━━━ Supplied records ━━━

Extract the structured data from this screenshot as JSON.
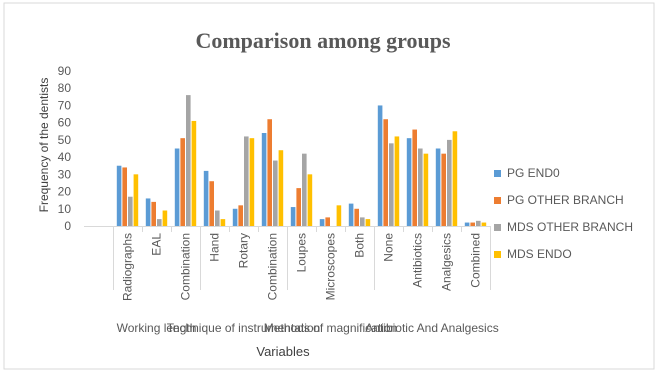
{
  "chart_data": {
    "type": "bar",
    "title": "Comparison among groups",
    "xlabel": "Variables",
    "ylabel": "Frequency of the dentists",
    "ylim": [
      0,
      90
    ],
    "yticks": [
      "0",
      "10",
      "20",
      "30",
      "40",
      "50",
      "60",
      "70",
      "80",
      "90"
    ],
    "grid": false,
    "legend_position": "right",
    "groups": [
      {
        "label": "Working length",
        "categories": [
          "Radiographs",
          "EAL",
          "Combination"
        ]
      },
      {
        "label": "Technique of instrumentation",
        "categories": [
          "Hand",
          "Rotary",
          "Combination"
        ]
      },
      {
        "label": "Methods of magnification",
        "categories": [
          "Loupes",
          "Microscopes",
          "Both"
        ]
      },
      {
        "label": "Antibiotic And Analgesics",
        "categories": [
          "None",
          "Antibiotics",
          "Analgesics",
          "Combined"
        ]
      }
    ],
    "categories": [
      "Radiographs",
      "EAL",
      "Combination",
      "Hand",
      "Rotary",
      "Combination",
      "Loupes",
      "Microscopes",
      "Both",
      "None",
      "Antibiotics",
      "Analgesics",
      "Combined"
    ],
    "series": [
      {
        "name": "PG END0",
        "color": "#5B9BD5",
        "values": [
          35,
          16,
          45,
          32,
          10,
          54,
          11,
          4,
          13,
          70,
          51,
          45,
          2
        ]
      },
      {
        "name": "PG OTHER BRANCH",
        "color": "#ED7D31",
        "values": [
          34,
          14,
          51,
          26,
          12,
          62,
          22,
          5,
          10,
          62,
          56,
          42,
          2
        ]
      },
      {
        "name": "MDS OTHER BRANCH",
        "color": "#A5A5A5",
        "values": [
          17,
          4,
          76,
          9,
          52,
          38,
          42,
          0,
          5,
          48,
          45,
          50,
          3
        ]
      },
      {
        "name": "MDS ENDO",
        "color": "#FFC000",
        "values": [
          30,
          9,
          61,
          4,
          51,
          44,
          30,
          12,
          4,
          52,
          42,
          55,
          2
        ]
      }
    ]
  }
}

━━━

- **Task goal**
Return each line of the listing that holds the string "name".

- **Final result**
        "name": "PG END0",
        "name": "PG OTHER BRANCH",
        "name": "MDS OTHER BRANCH",
        "name": "MDS ENDO",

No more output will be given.